Repeat, exactly and alone, every line from the line that contains "What text is on this page?" to the end of the entries.

## BEGIN Material for the task

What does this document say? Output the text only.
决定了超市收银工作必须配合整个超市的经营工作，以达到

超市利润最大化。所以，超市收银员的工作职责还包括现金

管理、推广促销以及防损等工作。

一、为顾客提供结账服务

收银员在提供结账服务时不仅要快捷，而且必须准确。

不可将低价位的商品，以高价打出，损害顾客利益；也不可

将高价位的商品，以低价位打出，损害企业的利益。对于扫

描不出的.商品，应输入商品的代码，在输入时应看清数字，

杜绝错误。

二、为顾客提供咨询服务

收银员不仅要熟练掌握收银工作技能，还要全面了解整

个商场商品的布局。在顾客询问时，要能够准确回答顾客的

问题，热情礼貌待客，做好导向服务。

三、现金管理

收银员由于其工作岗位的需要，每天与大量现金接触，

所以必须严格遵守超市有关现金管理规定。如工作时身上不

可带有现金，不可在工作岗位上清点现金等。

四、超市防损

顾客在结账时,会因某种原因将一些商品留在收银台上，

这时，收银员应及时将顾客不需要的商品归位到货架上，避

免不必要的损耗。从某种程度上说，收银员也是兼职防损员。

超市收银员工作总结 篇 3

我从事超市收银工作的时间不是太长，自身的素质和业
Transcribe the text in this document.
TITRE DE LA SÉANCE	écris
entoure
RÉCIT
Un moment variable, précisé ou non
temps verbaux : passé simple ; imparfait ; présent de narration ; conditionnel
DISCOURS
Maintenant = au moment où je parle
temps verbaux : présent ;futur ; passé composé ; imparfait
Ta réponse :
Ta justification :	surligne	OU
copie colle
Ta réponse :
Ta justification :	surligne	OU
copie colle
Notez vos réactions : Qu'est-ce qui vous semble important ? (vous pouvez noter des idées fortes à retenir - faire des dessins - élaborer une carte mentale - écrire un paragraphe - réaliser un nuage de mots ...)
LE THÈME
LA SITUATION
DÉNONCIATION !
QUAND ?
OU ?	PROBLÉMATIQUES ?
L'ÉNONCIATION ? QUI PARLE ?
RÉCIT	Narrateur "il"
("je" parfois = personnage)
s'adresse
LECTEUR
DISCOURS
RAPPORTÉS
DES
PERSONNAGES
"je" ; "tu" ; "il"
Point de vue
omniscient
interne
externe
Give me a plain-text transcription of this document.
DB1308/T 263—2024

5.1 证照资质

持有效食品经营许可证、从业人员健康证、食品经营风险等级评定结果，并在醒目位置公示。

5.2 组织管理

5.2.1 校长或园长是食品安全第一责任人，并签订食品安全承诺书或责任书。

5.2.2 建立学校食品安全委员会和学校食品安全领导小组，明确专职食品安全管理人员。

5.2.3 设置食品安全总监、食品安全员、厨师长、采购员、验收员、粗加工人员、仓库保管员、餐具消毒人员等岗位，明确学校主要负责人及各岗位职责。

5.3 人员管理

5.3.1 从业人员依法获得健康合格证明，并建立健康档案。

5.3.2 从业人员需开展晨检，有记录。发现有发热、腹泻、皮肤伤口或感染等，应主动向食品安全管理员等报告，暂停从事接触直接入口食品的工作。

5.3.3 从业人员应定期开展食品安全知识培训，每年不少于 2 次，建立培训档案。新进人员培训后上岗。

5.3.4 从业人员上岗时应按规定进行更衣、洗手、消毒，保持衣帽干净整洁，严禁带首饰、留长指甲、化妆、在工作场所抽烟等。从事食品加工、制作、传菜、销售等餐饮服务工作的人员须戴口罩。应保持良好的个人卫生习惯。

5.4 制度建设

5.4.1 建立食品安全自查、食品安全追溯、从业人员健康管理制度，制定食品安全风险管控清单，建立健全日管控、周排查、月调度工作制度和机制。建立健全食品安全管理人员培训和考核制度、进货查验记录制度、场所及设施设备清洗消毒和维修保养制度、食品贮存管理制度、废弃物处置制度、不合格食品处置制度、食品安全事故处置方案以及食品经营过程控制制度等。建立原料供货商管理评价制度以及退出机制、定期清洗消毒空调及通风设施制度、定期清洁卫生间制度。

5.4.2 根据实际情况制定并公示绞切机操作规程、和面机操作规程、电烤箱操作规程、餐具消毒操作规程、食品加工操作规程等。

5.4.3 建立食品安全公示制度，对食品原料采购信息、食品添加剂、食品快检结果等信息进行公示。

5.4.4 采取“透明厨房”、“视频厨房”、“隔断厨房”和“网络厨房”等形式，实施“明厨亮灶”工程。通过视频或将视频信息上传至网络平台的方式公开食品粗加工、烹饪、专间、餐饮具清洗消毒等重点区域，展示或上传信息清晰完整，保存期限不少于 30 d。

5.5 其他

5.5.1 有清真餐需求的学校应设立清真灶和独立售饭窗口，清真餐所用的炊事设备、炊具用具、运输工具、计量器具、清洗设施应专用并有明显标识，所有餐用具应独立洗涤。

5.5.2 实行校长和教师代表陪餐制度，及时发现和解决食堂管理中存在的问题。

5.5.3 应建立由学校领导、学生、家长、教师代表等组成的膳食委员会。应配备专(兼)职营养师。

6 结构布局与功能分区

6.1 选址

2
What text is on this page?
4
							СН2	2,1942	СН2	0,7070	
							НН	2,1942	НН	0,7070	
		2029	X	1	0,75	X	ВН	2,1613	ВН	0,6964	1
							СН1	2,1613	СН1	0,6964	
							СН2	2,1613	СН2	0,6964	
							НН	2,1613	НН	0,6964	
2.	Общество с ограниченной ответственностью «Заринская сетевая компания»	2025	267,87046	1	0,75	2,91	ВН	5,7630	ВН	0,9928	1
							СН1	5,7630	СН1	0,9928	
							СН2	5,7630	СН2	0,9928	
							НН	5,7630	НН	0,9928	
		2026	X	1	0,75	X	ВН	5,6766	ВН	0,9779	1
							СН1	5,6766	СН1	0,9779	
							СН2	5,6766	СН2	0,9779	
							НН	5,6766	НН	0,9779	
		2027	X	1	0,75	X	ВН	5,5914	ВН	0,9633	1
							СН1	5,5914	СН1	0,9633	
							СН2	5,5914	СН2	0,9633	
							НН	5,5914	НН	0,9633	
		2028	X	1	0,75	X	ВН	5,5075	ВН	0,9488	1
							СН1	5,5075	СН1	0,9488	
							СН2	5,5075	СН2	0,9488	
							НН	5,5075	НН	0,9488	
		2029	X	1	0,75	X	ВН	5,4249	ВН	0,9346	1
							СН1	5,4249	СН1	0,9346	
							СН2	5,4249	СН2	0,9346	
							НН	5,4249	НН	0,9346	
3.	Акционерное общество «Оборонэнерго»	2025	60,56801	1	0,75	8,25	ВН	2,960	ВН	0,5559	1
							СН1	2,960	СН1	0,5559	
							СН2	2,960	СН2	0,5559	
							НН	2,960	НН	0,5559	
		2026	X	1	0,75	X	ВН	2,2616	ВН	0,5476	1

## END Material for the task

:: Reply ::
What text is on this page?
4
							СН2	2,1942	СН2	0,7070	
							НН	2,1942	НН	0,7070	
		2029	X	1	0,75	X	ВН	2,1613	ВН	0,6964	1
							СН1	2,1613	СН1	0,6964	
							СН2	2,1613	СН2	0,6964	
							НН	2,1613	НН	0,6964	
2.	Общество с ограниченной ответственностью «Заринская сетевая компания»	2025	267,87046	1	0,75	2,91	ВН	5,7630	ВН	0,9928	1
							СН1	5,7630	СН1	0,9928	
							СН2	5,7630	СН2	0,9928	
							НН	5,7630	НН	0,9928	
		2026	X	1	0,75	X	ВН	5,6766	ВН	0,9779	1
							СН1	5,6766	СН1	0,9779	
							СН2	5,6766	СН2	0,9779	
							НН	5,6766	НН	0,9779	
		2027	X	1	0,75	X	ВН	5,5914	ВН	0,9633	1
							СН1	5,5914	СН1	0,9633	
							СН2	5,5914	СН2	0,9633	
							НН	5,5914	НН	0,9633	
		2028	X	1	0,75	X	ВН	5,5075	ВН	0,9488	1
							СН1	5,5075	СН1	0,9488	
							СН2	5,5075	СН2	0,9488	
							НН	5,5075	НН	0,9488	
		2029	X	1	0,75	X	ВН	5,4249	ВН	0,9346	1
							СН1	5,4249	СН1	0,9346	
							СН2	5,4249	СН2	0,9346	
							НН	5,4249	НН	0,9346	
3.	Акционерное общество «Оборонэнерго»	2025	60,56801	1	0,75	8,25	ВН	2,960	ВН	0,5559	1
							СН1	2,960	СН1	0,5559	
							СН2	2,960	СН2	0,5559	
							НН	2,960	НН	0,5559	
		2026	X	1	0,75	X	ВН	2,2616	ВН	0,5476	1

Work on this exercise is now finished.